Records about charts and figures
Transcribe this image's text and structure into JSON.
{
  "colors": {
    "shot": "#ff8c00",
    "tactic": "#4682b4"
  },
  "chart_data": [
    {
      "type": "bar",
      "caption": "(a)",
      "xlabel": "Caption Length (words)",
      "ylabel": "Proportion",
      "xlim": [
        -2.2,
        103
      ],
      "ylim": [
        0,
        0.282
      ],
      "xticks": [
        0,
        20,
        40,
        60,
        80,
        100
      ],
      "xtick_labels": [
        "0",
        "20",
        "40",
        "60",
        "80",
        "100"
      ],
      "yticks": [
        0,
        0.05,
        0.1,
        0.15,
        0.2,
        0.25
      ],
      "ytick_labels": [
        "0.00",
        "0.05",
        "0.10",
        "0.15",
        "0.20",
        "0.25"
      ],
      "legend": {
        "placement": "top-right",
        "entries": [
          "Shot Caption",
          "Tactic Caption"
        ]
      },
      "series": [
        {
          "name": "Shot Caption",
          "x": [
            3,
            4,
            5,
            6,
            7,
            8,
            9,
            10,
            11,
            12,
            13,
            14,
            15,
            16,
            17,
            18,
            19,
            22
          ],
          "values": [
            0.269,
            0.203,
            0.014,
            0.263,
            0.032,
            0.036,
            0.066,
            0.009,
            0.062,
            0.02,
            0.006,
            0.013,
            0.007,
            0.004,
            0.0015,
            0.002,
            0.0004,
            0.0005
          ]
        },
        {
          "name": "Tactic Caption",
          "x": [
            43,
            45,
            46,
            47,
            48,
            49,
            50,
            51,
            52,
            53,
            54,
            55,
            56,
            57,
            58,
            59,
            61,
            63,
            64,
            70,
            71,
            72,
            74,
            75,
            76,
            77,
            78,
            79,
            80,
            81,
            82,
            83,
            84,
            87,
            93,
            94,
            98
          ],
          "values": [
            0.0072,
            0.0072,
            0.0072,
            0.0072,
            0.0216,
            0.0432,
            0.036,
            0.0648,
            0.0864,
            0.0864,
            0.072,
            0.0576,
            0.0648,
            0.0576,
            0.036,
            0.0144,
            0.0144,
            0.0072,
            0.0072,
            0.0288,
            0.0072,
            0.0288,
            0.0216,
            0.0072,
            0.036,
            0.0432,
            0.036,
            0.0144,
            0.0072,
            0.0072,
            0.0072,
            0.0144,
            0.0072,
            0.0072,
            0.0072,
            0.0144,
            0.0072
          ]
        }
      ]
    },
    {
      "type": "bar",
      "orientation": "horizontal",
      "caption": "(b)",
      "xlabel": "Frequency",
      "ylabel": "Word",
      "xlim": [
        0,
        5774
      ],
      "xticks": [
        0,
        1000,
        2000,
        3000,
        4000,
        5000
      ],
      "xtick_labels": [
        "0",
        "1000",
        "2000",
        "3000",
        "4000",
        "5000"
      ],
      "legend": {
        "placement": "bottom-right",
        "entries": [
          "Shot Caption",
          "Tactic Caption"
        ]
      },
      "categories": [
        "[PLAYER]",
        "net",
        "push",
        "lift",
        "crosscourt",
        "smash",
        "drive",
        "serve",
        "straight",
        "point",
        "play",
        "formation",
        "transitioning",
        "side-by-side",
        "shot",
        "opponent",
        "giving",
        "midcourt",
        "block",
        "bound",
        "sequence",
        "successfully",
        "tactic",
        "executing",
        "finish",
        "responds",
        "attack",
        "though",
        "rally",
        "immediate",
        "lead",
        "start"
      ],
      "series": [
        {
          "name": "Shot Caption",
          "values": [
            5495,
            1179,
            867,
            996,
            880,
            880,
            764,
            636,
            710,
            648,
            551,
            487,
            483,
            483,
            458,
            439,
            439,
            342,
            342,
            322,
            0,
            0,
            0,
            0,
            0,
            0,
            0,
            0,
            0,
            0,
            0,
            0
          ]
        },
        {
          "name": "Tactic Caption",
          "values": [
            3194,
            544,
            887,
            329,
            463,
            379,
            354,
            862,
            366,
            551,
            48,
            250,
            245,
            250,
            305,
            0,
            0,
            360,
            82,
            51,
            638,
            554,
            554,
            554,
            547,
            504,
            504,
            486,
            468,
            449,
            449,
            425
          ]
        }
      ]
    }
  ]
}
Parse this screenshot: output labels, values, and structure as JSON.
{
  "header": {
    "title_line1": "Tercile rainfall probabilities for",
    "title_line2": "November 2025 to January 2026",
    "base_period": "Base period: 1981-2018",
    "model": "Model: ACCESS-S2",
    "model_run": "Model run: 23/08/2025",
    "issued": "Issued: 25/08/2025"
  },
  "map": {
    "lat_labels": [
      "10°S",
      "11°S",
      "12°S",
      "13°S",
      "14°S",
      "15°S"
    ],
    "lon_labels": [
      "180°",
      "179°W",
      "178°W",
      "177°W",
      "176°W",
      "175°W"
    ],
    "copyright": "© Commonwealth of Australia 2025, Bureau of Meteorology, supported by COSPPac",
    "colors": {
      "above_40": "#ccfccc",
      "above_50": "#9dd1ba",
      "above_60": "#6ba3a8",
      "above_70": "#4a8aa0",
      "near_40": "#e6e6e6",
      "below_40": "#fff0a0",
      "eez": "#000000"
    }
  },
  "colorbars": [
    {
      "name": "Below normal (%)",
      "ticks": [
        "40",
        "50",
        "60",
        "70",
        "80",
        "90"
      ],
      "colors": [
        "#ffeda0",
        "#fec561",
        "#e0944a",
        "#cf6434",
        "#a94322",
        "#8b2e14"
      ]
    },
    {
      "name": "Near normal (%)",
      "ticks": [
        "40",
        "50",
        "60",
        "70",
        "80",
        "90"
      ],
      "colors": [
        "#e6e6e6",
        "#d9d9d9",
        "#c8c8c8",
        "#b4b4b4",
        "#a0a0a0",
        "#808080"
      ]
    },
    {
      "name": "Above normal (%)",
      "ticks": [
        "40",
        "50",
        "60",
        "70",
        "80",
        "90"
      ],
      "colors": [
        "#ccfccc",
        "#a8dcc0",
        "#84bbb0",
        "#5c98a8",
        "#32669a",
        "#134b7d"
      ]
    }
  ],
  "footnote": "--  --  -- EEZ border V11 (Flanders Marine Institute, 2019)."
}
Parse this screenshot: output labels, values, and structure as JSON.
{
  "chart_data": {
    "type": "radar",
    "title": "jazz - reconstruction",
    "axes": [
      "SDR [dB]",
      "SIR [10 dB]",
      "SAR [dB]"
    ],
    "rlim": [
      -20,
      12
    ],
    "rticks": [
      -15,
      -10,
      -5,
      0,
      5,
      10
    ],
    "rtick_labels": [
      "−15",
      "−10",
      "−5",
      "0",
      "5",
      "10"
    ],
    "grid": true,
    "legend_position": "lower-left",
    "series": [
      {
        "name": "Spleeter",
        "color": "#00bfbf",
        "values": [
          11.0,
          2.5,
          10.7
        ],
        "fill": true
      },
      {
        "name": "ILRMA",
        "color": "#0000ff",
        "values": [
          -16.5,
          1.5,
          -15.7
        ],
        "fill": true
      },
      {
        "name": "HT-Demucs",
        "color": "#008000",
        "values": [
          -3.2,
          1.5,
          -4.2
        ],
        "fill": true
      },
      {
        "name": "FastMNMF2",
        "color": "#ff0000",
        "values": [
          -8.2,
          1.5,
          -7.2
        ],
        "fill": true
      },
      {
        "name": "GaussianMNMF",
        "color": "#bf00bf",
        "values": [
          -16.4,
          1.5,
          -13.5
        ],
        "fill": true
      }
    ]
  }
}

**WORK TO COMPLETE**
Repeat the material in full, exactly as it stands.

**ANSWER TO THIS PROBLEM**
Transcribe this image's text and structure into JSON.
{
  "colors": {
    "shot": "#ff8c00",
    "tactic": "#4682b4"
  },
  "chart_data": [
    {
      "type": "bar",
      "caption": "(a)",
      "xlabel": "Caption Length (words)",
      "ylabel": "Proportion",
      "xlim": [
        -2.2,
        103
      ],
      "ylim": [
        0,
        0.282
      ],
      "xticks": [
        0,
        20,
        40,
        60,
        80,
        100
      ],
      "xtick_labels": [
        "0",
        "20",
        "40",
        "60",
        "80",
        "100"
      ],
      "yticks": [
        0,
        0.05,
        0.1,
        0.15,
        0.2,
        0.25
      ],
      "ytick_labels": [
        "0.00",
        "0.05",
        "0.10",
        "0.15",
        "0.20",
        "0.25"
      ],
      "legend": {
        "placement": "top-right",
        "entries": [
          "Shot Caption",
          "Tactic Caption"
        ]
      },
      "series": [
        {
          "name": "Shot Caption",
          "x": [
            3,
            4,
            5,
            6,
            7,
            8,
            9,
            10,
            11,
            12,
            13,
            14,
            15,
            16,
            17,
            18,
            19,
            22
          ],
          "values": [
            0.269,
            0.203,
            0.014,
            0.263,
            0.032,
            0.036,
            0.066,
            0.009,
            0.062,
            0.02,
            0.006,
            0.013,
            0.007,
            0.004,
            0.0015,
            0.002,
            0.0004,
            0.0005
          ]
        },
        {
          "name": "Tactic Caption",
          "x": [
            43,
            45,
            46,
            47,
            48,
            49,
            50,
            51,
            52,
            53,
            54,
            55,
            56,
            57,
            58,
            59,
            61,
            63,
            64,
            70,
            71,
            72,
            74,
            75,
            76,
            77,
            78,
            79,
            80,
            81,
            82,
            83,
            84,
            87,
            93,
            94,
            98
          ],
          "values": [
            0.0072,
            0.0072,
            0.0072,
            0.0072,
            0.0216,
            0.0432,
            0.036,
            0.0648,
            0.0864,
            0.0864,
            0.072,
            0.0576,
            0.0648,
            0.0576,
            0.036,
            0.0144,
            0.0144,
            0.0072,
            0.0072,
            0.0288,
            0.0072,
            0.0288,
            0.0216,
            0.0072,
            0.036,
            0.0432,
            0.036,
            0.0144,
            0.0072,
            0.0072,
            0.0072,
            0.0144,
            0.0072,
            0.0072,
            0.0072,
            0.0144,
            0.0072
          ]
        }
      ]
    },
    {
      "type": "bar",
      "orientation": "horizontal",
      "caption": "(b)",
      "xlabel": "Frequency",
      "ylabel": "Word",
      "xlim": [
        0,
        5774
      ],
      "xticks": [
        0,
        1000,
        2000,
        3000,
        4000,
        5000
      ],
      "xtick_labels": [
        "0",
        "1000",
        "2000",
        "3000",
        "4000",
        "5000"
      ],
      "legend": {
        "placement": "bottom-right",
        "entries": [
          "Shot Caption",
          "Tactic Caption"
        ]
      },
      "categories": [
        "[PLAYER]",
        "net",
        "push",
        "lift",
        "crosscourt",
        "smash",
        "drive",
        "serve",
        "straight",
        "point",
        "play",
        "formation",
        "transitioning",
        "side-by-side",
        "shot",
        "opponent",
        "giving",
        "midcourt",
        "block",
        "bound",
        "sequence",
        "successfully",
        "tactic",
        "executing",
        "finish",
        "responds",
        "attack",
        "though",
        "rally",
        "immediate",
        "lead",
        "start"
      ],
      "series": [
        {
          "name": "Shot Caption",
          "values": [
            5495,
            1179,
            867,
            996,
            880,
            880,
            764,
            636,
            710,
            648,
            551,
            487,
            483,
            483,
            458,
            439,
            439,
            342,
            342,
            322,
            0,
            0,
            0,
            0,
            0,
            0,
            0,
            0,
            0,
            0,
            0,
            0
          ]
        },
        {
          "name": "Tactic Caption",
          "values": [
            3194,
            544,
            887,
            329,
            463,
            379,
            354,
            862,
            366,
            551,
            48,
            250,
            245,
            250,
            305,
            0,
            0,
            360,
            82,
            51,
            638,
            554,
            554,
            554,
            547,
            504,
            504,
            486,
            468,
            449,
            449,
            425
          ]
        }
      ]
    }
  ]
}
Parse this screenshot: output labels, values, and structure as JSON.
{
  "header": {
    "title_line1": "Tercile rainfall probabilities for",
    "title_line2": "November 2025 to January 2026",
    "base_period": "Base period: 1981-2018",
    "model": "Model: ACCESS-S2",
    "model_run": "Model run: 23/08/2025",
    "issued": "Issued: 25/08/2025"
  },
  "map": {
    "lat_labels": [
      "10°S",
      "11°S",
      "12°S",
      "13°S",
      "14°S",
      "15°S"
    ],
    "lon_labels": [
      "180°",
      "179°W",
      "178°W",
      "177°W",
      "176°W",
      "175°W"
    ],
    "copyright": "© Commonwealth of Australia 2025, Bureau of Meteorology, supported by COSPPac",
    "colors": {
      "above_40": "#ccfccc",
      "above_50": "#9dd1ba",
      "above_60": "#6ba3a8",
      "above_70": "#4a8aa0",
      "near_40": "#e6e6e6",
      "below_40": "#fff0a0",
      "eez": "#000000"
    }
  },
  "colorbars": [
    {
      "name": "Below normal (%)",
      "ticks": [
        "40",
        "50",
        "60",
        "70",
        "80",
        "90"
      ],
      "colors": [
        "#ffeda0",
        "#fec561",
        "#e0944a",
        "#cf6434",
        "#a94322",
        "#8b2e14"
      ]
    },
    {
      "name": "Near normal (%)",
      "ticks": [
        "40",
        "50",
        "60",
        "70",
        "80",
        "90"
      ],
      "colors": [
        "#e6e6e6",
        "#d9d9d9",
        "#c8c8c8",
        "#b4b4b4",
        "#a0a0a0",
        "#808080"
      ]
    },
    {
      "name": "Above normal (%)",
      "ticks": [
        "40",
        "50",
        "60",
        "70",
        "80",
        "90"
      ],
      "colors": [
        "#ccfccc",
        "#a8dcc0",
        "#84bbb0",
        "#5c98a8",
        "#32669a",
        "#134b7d"
      ]
    }
  ],
  "footnote": "--  --  -- EEZ border V11 (Flanders Marine Institute, 2019)."
}
Parse this screenshot: output labels, values, and structure as JSON.
{
  "chart_data": {
    "type": "radar",
    "title": "jazz - reconstruction",
    "axes": [
      "SDR [dB]",
      "SIR [10 dB]",
      "SAR [dB]"
    ],
    "rlim": [
      -20,
      12
    ],
    "rticks": [
      -15,
      -10,
      -5,
      0,
      5,
      10
    ],
    "rtick_labels": [
      "−15",
      "−10",
      "−5",
      "0",
      "5",
      "10"
    ],
    "grid": true,
    "legend_position": "lower-left",
    "series": [
      {
        "name": "Spleeter",
        "color": "#00bfbf",
        "values": [
          11.0,
          2.5,
          10.7
        ],
        "fill": true
      },
      {
        "name": "ILRMA",
        "color": "#0000ff",
        "values": [
          -16.5,
          1.5,
          -15.7
        ],
        "fill": true
      },
      {
        "name": "HT-Demucs",
        "color": "#008000",
        "values": [
          -3.2,
          1.5,
          -4.2
        ],
        "fill": true
      },
      {
        "name": "FastMNMF2",
        "color": "#ff0000",
        "values": [
          -8.2,
          1.5,
          -7.2
        ],
        "fill": true
      },
      {
        "name": "GaussianMNMF",
        "color": "#bf00bf",
        "values": [
          -16.4,
          1.5,
          -13.5
        ],
        "fill": true
      }
    ]
  }
}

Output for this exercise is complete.